Task:
Check each line of the data for "this" and select those that have it.

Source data
====

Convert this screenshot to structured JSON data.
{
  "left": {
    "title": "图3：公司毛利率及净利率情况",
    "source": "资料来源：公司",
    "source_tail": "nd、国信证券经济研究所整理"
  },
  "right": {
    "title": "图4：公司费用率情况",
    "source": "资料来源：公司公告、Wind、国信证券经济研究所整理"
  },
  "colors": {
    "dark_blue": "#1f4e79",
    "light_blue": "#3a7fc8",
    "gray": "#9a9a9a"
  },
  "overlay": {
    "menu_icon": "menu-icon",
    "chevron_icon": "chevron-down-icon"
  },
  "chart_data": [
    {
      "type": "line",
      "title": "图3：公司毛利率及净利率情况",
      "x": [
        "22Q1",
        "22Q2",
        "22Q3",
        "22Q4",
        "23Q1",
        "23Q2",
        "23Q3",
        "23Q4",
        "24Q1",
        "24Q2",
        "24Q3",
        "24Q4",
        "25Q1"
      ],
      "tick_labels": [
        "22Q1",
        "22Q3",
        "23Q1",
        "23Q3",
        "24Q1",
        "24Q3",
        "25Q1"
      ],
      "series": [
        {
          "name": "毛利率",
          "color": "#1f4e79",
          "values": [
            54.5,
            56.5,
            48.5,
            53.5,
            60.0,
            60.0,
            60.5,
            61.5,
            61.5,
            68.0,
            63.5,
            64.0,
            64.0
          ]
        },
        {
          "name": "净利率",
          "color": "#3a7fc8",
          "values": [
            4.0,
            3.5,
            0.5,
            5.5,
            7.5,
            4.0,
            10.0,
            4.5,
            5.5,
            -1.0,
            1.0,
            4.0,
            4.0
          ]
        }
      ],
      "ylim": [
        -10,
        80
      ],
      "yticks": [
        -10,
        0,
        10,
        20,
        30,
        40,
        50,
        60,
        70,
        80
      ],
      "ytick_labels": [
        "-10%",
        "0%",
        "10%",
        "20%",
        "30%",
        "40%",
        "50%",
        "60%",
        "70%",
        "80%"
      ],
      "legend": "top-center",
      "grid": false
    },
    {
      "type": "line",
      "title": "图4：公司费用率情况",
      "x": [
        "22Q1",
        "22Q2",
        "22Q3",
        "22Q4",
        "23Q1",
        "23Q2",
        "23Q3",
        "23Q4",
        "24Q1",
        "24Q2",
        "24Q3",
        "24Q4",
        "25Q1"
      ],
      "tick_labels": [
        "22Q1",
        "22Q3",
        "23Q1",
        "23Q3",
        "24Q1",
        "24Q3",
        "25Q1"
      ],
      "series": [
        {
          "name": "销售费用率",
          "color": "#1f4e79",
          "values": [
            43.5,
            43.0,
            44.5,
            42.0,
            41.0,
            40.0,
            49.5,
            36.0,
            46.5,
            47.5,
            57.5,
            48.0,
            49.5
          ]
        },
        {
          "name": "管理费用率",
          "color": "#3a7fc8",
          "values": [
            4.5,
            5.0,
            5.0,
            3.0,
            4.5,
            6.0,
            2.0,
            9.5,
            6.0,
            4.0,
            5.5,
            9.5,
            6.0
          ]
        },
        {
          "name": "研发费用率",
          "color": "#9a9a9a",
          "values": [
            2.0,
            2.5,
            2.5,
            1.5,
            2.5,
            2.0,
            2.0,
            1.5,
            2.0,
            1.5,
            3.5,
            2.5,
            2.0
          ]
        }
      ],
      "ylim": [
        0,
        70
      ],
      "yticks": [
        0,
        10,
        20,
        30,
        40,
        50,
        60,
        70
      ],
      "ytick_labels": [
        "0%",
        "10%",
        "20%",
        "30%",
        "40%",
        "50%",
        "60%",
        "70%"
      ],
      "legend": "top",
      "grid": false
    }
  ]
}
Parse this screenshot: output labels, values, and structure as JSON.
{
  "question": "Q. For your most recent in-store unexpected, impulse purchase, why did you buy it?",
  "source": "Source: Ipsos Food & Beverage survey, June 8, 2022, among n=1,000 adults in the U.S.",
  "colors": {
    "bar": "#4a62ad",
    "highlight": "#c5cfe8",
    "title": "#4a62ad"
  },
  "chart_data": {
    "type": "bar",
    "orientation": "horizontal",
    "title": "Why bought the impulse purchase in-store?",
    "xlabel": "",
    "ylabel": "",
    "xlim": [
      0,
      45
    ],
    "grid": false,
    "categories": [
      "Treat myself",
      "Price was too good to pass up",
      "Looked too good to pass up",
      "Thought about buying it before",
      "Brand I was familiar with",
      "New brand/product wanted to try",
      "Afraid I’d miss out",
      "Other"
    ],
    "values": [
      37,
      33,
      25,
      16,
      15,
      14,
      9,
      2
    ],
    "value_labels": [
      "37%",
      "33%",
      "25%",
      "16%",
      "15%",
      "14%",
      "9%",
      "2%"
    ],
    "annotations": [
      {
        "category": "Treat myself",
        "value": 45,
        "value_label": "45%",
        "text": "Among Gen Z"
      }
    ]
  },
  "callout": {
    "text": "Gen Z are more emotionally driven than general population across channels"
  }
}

====

Answer to the task:
Convert this screenshot to structured JSON data.
Parse this screenshot: output labels, values, and structure as JSON.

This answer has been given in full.